Written problem: Read through the data and count the lines that contain the string "乡土中国"; give only the result.

Data records:
────────────────────────────────────────

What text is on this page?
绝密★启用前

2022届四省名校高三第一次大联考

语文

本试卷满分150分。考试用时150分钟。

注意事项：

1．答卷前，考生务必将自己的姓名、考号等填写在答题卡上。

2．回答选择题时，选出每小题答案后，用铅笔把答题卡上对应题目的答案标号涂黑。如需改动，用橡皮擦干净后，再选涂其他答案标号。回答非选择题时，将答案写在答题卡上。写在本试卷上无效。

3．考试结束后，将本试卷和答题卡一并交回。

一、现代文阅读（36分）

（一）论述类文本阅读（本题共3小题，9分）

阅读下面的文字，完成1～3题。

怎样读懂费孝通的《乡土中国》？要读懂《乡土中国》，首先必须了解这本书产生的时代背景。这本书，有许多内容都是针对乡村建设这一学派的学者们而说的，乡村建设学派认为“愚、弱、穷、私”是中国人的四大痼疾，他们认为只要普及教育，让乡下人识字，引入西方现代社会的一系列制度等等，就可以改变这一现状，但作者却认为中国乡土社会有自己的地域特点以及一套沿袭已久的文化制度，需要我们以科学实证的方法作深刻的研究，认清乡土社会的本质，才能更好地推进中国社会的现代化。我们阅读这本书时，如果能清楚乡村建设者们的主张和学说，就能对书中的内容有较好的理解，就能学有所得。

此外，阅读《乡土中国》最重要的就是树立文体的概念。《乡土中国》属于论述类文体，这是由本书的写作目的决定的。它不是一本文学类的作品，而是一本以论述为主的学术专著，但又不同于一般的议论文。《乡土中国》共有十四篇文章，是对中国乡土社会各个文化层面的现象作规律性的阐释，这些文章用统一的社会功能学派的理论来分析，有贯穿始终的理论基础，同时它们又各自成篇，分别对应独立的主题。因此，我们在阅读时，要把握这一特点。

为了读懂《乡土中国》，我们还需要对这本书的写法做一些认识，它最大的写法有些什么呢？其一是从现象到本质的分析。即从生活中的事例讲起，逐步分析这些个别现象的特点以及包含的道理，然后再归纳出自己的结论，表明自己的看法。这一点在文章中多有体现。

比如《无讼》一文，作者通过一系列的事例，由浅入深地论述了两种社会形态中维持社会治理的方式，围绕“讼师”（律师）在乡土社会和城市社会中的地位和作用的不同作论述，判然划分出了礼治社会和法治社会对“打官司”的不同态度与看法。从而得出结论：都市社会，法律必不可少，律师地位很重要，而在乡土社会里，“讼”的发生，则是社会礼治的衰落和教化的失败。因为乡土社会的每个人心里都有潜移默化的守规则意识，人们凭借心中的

────────────────────────────────────────

Solved problem: 3